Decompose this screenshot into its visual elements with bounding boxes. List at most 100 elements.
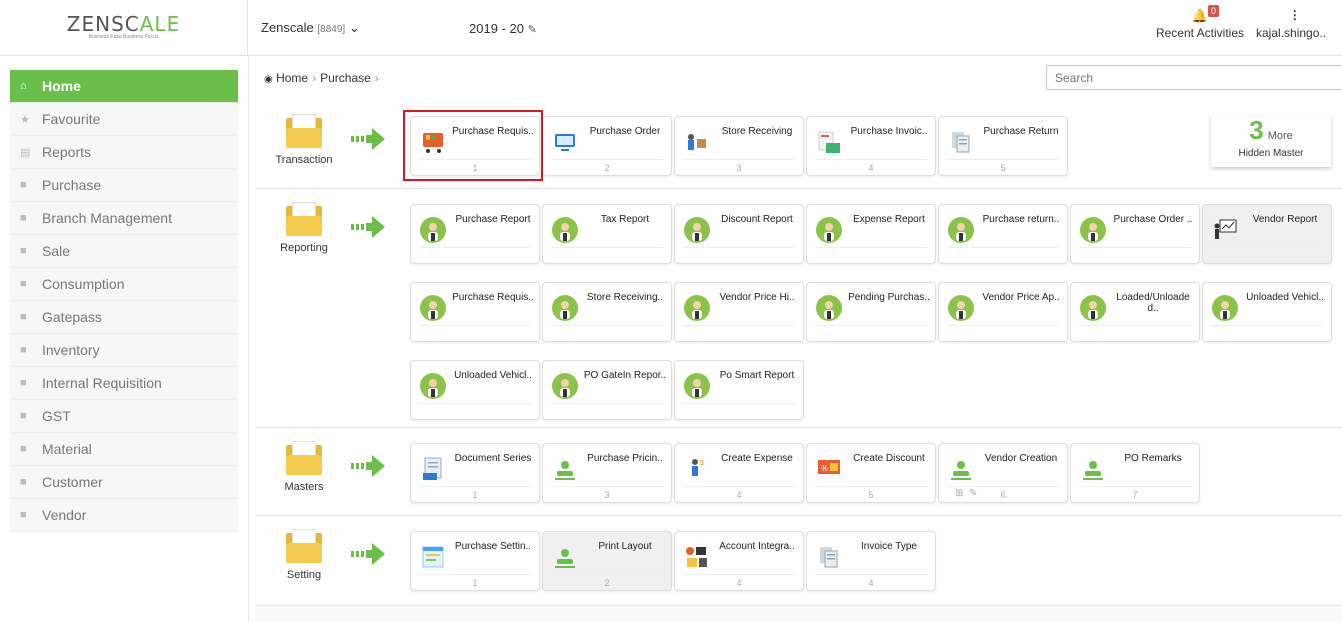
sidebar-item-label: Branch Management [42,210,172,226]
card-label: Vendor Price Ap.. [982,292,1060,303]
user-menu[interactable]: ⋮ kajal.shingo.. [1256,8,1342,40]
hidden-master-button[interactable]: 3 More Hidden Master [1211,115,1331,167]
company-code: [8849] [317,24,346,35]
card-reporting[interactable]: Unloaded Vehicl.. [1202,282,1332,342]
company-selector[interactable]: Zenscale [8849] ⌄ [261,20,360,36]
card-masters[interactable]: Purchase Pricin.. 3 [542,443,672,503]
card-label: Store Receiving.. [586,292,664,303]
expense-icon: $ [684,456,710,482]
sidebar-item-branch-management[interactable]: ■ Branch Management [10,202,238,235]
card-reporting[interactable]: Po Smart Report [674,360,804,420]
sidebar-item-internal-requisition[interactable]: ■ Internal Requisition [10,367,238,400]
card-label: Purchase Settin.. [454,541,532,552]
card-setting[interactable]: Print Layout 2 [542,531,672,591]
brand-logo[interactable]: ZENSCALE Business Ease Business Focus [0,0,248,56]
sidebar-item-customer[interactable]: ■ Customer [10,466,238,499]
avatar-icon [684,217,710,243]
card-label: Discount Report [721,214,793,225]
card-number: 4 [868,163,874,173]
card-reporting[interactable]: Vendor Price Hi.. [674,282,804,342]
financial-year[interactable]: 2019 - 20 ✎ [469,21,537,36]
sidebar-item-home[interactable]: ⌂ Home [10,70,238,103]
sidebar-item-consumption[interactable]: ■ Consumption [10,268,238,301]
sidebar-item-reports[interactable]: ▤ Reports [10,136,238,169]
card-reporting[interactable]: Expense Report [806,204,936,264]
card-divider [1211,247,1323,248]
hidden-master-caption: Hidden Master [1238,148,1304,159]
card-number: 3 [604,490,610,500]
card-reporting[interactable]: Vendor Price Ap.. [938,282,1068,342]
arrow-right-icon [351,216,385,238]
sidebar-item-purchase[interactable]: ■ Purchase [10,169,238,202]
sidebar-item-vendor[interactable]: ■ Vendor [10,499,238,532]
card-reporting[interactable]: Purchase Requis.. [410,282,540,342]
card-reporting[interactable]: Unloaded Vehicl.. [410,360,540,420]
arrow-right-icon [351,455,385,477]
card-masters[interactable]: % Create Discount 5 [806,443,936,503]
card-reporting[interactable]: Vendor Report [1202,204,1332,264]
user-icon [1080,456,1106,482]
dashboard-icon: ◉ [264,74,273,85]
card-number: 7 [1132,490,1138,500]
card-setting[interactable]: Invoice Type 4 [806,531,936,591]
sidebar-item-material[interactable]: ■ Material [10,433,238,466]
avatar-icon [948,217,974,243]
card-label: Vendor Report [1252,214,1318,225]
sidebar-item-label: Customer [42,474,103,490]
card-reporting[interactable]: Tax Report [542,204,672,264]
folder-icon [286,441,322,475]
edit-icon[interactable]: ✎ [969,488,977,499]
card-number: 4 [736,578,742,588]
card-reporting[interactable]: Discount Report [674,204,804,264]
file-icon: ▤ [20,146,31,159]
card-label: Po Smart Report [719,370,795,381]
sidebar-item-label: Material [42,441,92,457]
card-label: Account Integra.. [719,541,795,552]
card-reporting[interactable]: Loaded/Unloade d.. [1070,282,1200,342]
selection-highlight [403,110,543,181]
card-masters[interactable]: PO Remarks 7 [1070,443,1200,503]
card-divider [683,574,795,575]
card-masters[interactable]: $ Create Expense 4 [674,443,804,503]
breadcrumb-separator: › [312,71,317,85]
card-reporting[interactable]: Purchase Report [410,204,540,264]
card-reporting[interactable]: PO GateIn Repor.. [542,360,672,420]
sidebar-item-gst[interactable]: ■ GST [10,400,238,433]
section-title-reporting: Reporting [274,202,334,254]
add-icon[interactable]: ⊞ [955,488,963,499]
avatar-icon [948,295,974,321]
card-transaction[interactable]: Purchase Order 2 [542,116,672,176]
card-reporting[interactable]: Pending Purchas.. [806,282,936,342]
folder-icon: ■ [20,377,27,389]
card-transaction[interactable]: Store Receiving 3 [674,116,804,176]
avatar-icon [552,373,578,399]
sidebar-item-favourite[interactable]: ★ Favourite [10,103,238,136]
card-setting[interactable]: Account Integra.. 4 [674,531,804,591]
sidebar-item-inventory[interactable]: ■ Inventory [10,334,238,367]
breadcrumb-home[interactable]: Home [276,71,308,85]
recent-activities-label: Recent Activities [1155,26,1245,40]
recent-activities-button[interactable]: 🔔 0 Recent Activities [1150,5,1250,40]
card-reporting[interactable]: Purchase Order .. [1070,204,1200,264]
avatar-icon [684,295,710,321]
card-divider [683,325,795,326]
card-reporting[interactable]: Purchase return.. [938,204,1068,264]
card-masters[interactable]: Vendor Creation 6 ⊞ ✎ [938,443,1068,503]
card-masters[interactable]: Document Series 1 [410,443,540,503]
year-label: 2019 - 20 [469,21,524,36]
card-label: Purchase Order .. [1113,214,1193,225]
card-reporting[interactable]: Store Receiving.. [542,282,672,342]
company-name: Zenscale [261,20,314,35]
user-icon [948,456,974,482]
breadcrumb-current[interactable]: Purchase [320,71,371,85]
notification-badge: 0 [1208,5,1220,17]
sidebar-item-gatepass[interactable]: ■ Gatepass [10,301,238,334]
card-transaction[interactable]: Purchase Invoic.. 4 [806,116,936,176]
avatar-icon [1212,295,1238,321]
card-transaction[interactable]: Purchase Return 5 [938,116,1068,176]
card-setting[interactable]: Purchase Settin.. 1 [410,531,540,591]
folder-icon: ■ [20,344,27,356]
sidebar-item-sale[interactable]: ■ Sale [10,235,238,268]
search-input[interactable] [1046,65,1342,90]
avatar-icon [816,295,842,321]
+++++
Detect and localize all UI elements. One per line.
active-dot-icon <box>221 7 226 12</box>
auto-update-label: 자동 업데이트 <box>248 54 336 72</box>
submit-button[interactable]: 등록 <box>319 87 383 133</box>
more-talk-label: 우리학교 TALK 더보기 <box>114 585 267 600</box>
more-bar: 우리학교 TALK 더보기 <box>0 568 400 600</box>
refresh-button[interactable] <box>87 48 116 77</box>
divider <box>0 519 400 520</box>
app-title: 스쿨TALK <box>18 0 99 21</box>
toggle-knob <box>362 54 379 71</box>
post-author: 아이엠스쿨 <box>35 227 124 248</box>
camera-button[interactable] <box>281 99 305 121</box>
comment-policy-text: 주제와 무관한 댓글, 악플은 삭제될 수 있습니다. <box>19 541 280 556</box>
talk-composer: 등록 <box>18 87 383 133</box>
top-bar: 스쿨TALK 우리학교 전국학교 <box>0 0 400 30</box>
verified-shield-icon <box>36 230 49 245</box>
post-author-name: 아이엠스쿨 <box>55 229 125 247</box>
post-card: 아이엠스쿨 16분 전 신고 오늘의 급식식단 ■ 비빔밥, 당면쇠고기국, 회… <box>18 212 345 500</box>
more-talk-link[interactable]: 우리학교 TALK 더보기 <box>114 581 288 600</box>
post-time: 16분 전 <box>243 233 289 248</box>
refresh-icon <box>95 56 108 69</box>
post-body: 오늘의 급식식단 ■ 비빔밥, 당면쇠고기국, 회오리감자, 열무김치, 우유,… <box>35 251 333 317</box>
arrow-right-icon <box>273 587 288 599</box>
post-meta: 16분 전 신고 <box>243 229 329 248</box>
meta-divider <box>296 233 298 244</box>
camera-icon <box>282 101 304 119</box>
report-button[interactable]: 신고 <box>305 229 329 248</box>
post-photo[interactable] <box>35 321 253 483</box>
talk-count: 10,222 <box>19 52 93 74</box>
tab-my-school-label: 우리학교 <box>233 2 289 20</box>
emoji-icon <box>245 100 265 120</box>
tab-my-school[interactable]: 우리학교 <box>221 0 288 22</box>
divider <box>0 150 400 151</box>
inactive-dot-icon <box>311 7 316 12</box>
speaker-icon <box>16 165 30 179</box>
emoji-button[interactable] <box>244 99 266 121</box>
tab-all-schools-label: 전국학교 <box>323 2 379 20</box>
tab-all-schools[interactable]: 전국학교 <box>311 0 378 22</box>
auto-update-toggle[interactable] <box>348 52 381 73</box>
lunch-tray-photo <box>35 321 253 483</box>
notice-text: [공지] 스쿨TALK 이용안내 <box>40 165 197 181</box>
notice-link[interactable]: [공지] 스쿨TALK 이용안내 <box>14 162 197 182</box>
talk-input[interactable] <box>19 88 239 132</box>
+++++
== STATED GOAL ==
Copy out the lines of the material above, from the line containing "Detect and localize" through the line containing "more-bar: 우리학교 TALK", including both of those lines.

== ANSWER TO THIS PROBLEM ==
Detect and localize all UI elements. One per line.
active-dot-icon <box>221 7 226 12</box>
auto-update-label: 자동 업데이트 <box>248 54 336 72</box>
submit-button[interactable]: 등록 <box>319 87 383 133</box>
more-talk-label: 우리학교 TALK 더보기 <box>114 585 267 600</box>
more-bar: 우리학교 TALK 더보기 <box>0 568 400 600</box>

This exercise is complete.